(Stored entries)
★ ★ ★

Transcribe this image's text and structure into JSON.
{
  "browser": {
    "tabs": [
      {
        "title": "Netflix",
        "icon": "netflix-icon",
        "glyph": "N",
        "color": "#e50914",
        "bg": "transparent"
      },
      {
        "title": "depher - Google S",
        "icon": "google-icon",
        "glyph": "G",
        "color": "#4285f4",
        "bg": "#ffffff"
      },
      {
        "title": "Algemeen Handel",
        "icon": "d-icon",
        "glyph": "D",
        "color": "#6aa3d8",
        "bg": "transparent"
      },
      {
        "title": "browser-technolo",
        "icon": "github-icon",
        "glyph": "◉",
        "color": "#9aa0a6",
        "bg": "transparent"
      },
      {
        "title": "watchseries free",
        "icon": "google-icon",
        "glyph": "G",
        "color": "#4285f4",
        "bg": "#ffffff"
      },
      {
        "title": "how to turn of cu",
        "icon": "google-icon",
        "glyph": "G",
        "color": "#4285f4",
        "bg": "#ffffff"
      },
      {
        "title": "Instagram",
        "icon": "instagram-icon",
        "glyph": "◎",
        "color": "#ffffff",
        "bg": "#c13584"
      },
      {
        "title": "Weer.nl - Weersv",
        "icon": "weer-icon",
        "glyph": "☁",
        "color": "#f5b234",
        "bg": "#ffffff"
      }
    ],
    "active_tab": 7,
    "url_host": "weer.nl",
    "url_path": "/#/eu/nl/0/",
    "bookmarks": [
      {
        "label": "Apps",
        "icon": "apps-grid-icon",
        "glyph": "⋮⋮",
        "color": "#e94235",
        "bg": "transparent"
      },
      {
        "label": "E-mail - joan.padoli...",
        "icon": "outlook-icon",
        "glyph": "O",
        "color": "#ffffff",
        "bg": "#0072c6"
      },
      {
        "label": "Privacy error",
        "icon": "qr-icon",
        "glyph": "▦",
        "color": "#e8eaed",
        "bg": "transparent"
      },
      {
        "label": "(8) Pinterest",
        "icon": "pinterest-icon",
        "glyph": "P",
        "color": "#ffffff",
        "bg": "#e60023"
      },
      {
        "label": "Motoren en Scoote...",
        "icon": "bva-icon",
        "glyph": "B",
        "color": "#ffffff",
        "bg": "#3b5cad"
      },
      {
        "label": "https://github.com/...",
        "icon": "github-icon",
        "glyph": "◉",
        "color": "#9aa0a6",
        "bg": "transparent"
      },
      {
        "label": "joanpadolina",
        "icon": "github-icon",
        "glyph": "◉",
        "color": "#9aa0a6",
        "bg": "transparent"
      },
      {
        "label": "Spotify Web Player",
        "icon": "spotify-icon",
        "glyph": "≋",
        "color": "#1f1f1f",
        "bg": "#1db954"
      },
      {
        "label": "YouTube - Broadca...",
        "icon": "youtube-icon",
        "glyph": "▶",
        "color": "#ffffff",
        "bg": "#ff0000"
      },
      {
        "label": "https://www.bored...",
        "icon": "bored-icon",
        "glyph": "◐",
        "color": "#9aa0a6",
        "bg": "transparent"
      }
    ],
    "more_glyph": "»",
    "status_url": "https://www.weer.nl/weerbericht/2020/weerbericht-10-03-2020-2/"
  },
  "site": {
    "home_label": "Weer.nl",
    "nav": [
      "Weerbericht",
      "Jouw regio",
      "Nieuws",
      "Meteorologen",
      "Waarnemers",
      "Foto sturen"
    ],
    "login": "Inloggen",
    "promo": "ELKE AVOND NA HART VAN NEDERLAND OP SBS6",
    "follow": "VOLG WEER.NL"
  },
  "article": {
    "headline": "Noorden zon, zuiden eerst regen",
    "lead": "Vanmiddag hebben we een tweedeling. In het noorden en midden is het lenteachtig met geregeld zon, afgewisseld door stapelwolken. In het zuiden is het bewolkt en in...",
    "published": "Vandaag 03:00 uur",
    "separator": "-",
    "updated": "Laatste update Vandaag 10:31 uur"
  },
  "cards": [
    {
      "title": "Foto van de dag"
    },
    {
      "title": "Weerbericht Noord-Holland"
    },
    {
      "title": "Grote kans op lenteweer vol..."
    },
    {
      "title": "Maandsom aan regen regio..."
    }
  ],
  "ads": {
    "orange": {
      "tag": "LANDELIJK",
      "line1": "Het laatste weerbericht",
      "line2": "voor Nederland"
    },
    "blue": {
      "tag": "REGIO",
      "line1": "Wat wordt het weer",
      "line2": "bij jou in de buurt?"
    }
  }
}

★ ★ ★

• [Challenge]: Copy all the lines, exactly.

• [Complete response]:
Transcribe this image's text and structure into JSON.
{
  "browser": {
    "tabs": [
      {
        "title": "Netflix",
        "icon": "netflix-icon",
        "glyph": "N",
        "color": "#e50914",
        "bg": "transparent"
      },
      {
        "title": "depher - Google S",
        "icon": "google-icon",
        "glyph": "G",
        "color": "#4285f4",
        "bg": "#ffffff"
      },
      {
        "title": "Algemeen Handel",
        "icon": "d-icon",
        "glyph": "D",
        "color": "#6aa3d8",
        "bg": "transparent"
      },
      {
        "title": "browser-technolo",
        "icon": "github-icon",
        "glyph": "◉",
        "color": "#9aa0a6",
        "bg": "transparent"
      },
      {
        "title": "watchseries free",
        "icon": "google-icon",
        "glyph": "G",
        "color": "#4285f4",
        "bg": "#ffffff"
      },
      {
        "title": "how to turn of cu",
        "icon": "google-icon",
        "glyph": "G",
        "color": "#4285f4",
        "bg": "#ffffff"
      },
      {
        "title": "Instagram",
        "icon": "instagram-icon",
        "glyph": "◎",
        "color": "#ffffff",
        "bg": "#c13584"
      },
      {
        "title": "Weer.nl - Weersv",
        "icon": "weer-icon",
        "glyph": "☁",
        "color": "#f5b234",
        "bg": "#ffffff"
      }
    ],
    "active_tab": 7,
    "url_host": "weer.nl",
    "url_path": "/#/eu/nl/0/",
    "bookmarks": [
      {
        "label": "Apps",
        "icon": "apps-grid-icon",
        "glyph": "⋮⋮",
        "color": "#e94235",
        "bg": "transparent"
      },
      {
        "label": "E-mail - joan.padoli...",
        "icon": "outlook-icon",
        "glyph": "O",
        "color": "#ffffff",
        "bg": "#0072c6"
      },
      {
        "label": "Privacy error",
        "icon": "qr-icon",
        "glyph": "▦",
        "color": "#e8eaed",
        "bg": "transparent"
      },
      {
        "label": "(8) Pinterest",
        "icon": "pinterest-icon",
        "glyph": "P",
        "color": "#ffffff",
        "bg": "#e60023"
      },
      {
        "label": "Motoren en Scoote...",
        "icon": "bva-icon",
        "glyph": "B",
        "color": "#ffffff",
        "bg": "#3b5cad"
      },
      {
        "label": "https://github.com/...",
        "icon": "github-icon",
        "glyph": "◉",
        "color": "#9aa0a6",
        "bg": "transparent"
      },
      {
        "label": "joanpadolina",
        "icon": "github-icon",
        "glyph": "◉",
        "color": "#9aa0a6",
        "bg": "transparent"
      },
      {
        "label": "Spotify Web Player",
        "icon": "spotify-icon",
        "glyph": "≋",
        "color": "#1f1f1f",
        "bg": "#1db954"
      },
      {
        "label": "YouTube - Broadca...",
        "icon": "youtube-icon",
        "glyph": "▶",
        "color": "#ffffff",
        "bg": "#ff0000"
      },
      {
        "label": "https://www.bored...",
        "icon": "bored-icon",
        "glyph": "◐",
        "color": "#9aa0a6",
        "bg": "transparent"
      }
    ],
    "more_glyph": "»",
    "status_url": "https://www.weer.nl/weerbericht/2020/weerbericht-10-03-2020-2/"
  },
  "site": {
    "home_label": "Weer.nl",
    "nav": [
      "Weerbericht",
      "Jouw regio",
      "Nieuws",
      "Meteorologen",
      "Waarnemers",
      "Foto sturen"
    ],
    "login": "Inloggen",
    "promo": "ELKE AVOND NA HART VAN NEDERLAND OP SBS6",
    "follow": "VOLG WEER.NL"
  },
  "article": {
    "headline": "Noorden zon, zuiden eerst regen",
    "lead": "Vanmiddag hebben we een tweedeling. In het noorden en midden is het lenteachtig met geregeld zon, afgewisseld door stapelwolken. In het zuiden is het bewolkt en in...",
    "published": "Vandaag 03:00 uur",
    "separator": "-",
    "updated": "Laatste update Vandaag 10:31 uur"
  },
  "cards": [
    {
      "title": "Foto van de dag"
    },
    {
      "title": "Weerbericht Noord-Holland"
    },
    {
      "title": "Grote kans op lenteweer vol..."
    },
    {
      "title": "Maandsom aan regen regio..."
    }
  ],
  "ads": {
    "orange": {
      "tag": "LANDELIJK",
      "line1": "Het laatste weerbericht",
      "line2": "voor Nederland"
    },
    "blue": {
      "tag": "REGIO",
      "line1": "Wat wordt het weer",
      "line2": "bij jou in de buurt?"
    }
  }
}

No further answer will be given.